TASK INSTRUCTIONS:
Tally up how many lines in the listing below contain the string "cultura", and give only the total.

DATASET ROWS:
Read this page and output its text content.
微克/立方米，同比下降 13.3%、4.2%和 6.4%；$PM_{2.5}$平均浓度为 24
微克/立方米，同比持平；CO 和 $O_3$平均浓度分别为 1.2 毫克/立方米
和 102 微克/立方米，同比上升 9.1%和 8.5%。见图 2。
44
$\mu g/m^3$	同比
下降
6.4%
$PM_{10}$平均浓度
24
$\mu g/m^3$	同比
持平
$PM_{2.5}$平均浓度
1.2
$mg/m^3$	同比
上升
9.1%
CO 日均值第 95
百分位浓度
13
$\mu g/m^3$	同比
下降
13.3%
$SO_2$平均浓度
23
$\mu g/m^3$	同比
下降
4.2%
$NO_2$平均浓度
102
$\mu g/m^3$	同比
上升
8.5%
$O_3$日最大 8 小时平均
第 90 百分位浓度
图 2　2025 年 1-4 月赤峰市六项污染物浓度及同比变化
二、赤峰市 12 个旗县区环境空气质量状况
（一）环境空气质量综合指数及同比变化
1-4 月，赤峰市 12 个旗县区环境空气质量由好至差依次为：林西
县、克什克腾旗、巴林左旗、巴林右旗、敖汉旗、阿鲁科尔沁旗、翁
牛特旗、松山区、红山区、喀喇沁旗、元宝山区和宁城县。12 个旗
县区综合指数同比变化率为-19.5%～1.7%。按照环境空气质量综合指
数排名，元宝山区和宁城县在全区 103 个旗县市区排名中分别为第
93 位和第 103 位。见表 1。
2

==

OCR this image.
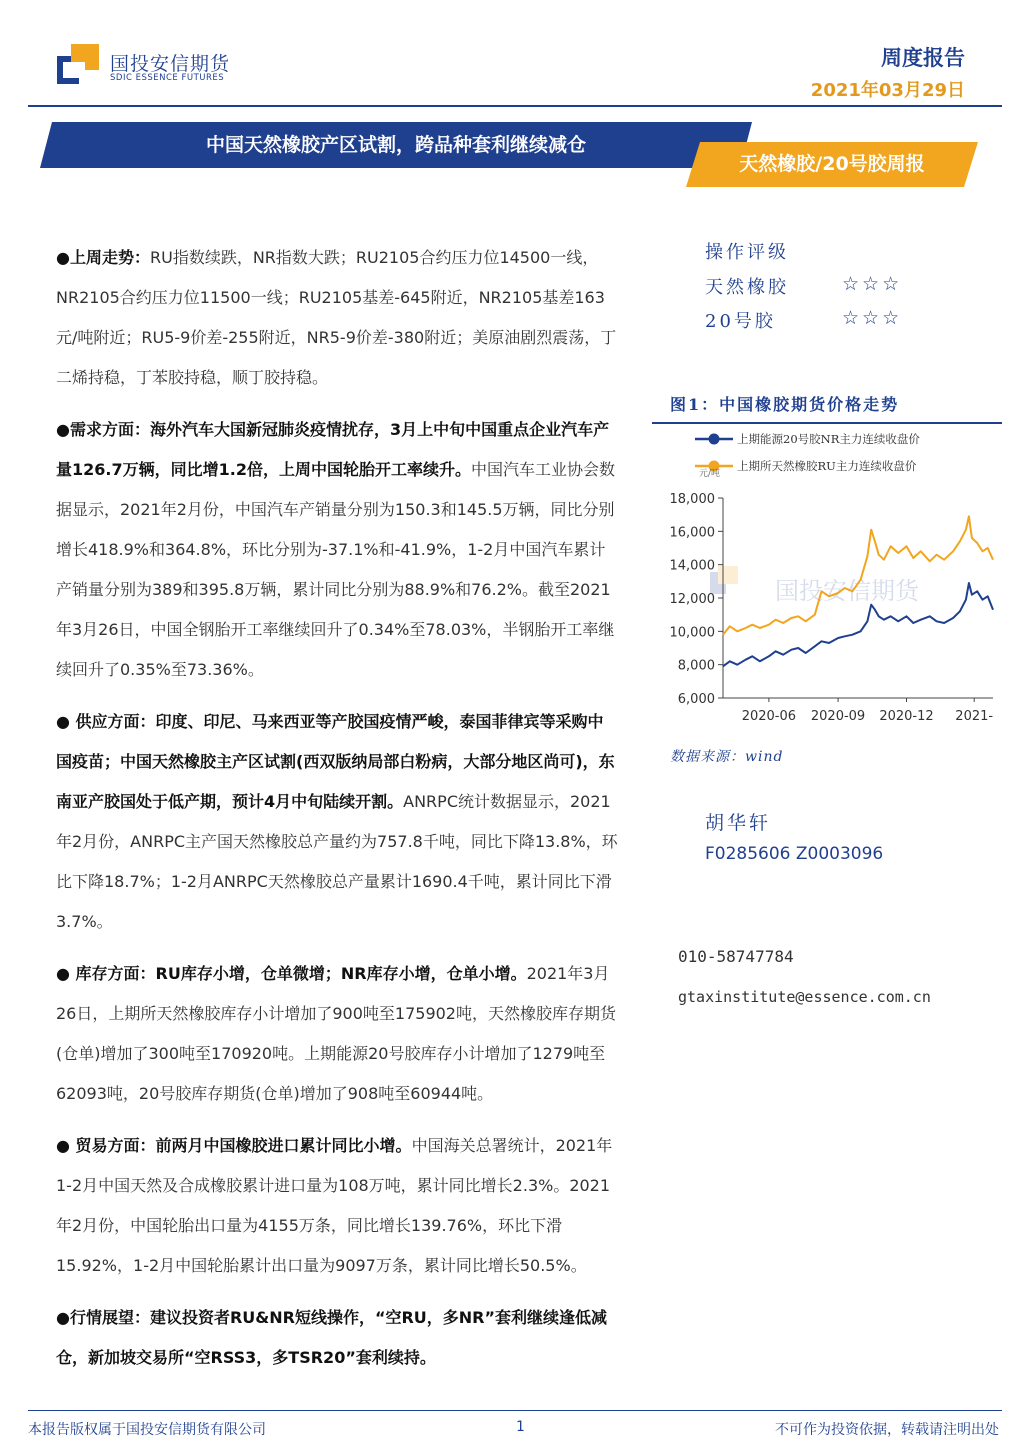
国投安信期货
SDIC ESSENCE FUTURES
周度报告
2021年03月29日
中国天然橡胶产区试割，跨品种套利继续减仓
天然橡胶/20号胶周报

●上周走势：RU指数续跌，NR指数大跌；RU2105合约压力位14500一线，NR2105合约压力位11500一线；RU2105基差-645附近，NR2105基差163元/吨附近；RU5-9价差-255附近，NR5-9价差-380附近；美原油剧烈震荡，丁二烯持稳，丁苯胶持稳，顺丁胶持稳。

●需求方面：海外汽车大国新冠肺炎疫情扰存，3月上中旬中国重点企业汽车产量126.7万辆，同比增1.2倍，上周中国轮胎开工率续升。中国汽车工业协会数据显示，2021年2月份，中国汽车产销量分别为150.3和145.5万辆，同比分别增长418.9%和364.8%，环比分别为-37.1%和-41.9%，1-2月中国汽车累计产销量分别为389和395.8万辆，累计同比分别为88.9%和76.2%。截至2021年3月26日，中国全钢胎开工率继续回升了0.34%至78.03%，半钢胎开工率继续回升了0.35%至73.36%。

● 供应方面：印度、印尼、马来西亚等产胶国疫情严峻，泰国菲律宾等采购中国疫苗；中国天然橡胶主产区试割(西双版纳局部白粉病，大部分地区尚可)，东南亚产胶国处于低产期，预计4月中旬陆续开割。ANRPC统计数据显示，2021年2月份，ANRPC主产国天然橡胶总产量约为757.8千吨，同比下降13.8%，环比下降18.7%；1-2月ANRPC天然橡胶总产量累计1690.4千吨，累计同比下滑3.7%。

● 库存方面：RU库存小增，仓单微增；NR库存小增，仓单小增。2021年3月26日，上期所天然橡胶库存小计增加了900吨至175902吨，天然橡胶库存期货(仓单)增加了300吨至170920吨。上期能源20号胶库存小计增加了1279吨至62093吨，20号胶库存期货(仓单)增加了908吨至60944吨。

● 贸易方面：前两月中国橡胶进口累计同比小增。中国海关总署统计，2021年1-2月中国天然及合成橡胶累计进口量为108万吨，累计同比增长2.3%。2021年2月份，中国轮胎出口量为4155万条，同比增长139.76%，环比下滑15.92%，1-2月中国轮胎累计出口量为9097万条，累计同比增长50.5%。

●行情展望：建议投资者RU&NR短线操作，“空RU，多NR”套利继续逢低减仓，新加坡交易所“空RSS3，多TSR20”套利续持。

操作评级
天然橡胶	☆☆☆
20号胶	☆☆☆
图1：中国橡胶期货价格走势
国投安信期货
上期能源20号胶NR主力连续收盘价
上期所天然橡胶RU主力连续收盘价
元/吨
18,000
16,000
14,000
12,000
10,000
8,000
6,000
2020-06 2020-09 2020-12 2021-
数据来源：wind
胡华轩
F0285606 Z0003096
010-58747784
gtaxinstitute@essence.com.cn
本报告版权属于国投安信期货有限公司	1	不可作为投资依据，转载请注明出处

---

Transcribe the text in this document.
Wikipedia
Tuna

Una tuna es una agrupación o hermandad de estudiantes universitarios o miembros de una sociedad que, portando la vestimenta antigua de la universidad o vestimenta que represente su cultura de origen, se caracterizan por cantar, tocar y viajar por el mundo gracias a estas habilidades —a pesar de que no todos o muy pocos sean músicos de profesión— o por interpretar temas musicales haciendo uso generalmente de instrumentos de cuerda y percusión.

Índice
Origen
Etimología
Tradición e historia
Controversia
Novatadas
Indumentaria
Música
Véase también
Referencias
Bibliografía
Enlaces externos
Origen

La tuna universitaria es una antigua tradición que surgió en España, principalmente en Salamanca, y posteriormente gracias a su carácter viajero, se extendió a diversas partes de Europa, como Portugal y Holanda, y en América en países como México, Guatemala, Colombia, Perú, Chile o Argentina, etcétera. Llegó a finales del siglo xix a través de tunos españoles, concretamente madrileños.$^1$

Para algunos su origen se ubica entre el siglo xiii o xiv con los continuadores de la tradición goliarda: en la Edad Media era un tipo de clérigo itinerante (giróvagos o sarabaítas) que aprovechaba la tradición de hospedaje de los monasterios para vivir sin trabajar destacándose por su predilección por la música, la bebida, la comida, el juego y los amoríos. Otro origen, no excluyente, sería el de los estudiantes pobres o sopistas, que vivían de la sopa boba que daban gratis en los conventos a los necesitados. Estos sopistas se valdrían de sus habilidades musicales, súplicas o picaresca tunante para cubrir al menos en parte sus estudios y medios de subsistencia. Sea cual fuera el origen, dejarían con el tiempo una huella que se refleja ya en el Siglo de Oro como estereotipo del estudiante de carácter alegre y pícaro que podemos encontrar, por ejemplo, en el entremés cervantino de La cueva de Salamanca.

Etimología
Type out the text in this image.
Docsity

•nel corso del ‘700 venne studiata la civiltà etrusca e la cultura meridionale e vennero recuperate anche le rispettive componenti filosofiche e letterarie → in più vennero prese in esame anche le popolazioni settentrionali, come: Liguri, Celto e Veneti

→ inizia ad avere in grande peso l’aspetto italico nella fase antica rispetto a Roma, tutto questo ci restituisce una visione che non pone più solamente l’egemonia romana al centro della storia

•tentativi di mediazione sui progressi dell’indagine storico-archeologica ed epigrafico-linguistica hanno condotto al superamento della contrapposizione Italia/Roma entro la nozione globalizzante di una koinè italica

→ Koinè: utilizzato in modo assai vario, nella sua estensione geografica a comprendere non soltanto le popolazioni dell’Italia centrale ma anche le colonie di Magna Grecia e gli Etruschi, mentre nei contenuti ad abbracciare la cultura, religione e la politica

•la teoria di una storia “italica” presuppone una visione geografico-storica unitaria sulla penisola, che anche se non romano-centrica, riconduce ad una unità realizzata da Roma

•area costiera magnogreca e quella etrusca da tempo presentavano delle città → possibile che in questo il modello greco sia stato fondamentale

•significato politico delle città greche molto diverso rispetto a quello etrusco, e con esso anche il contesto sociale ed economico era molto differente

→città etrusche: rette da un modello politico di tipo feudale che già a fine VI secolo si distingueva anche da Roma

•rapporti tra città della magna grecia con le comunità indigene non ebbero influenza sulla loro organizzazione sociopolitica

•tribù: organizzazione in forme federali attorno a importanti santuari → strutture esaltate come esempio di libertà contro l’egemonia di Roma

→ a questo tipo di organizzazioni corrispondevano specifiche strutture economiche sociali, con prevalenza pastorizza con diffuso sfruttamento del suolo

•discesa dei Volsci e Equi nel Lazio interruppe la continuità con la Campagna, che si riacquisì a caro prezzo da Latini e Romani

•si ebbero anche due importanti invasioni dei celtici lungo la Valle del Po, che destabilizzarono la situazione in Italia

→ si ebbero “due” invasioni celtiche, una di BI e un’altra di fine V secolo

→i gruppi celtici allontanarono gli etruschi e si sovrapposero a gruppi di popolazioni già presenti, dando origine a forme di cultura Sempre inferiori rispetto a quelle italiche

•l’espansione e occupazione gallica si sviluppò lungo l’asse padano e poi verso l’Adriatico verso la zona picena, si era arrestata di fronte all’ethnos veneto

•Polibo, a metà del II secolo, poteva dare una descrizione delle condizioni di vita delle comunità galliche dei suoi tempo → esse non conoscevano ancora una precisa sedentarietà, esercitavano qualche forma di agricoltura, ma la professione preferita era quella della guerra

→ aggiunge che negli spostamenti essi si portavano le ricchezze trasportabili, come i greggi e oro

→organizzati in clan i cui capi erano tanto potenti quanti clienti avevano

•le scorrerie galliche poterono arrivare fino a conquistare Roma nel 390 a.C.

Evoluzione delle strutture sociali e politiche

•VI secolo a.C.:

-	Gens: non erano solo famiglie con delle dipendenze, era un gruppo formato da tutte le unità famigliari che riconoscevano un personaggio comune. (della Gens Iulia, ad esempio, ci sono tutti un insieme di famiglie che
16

ANSWER:
4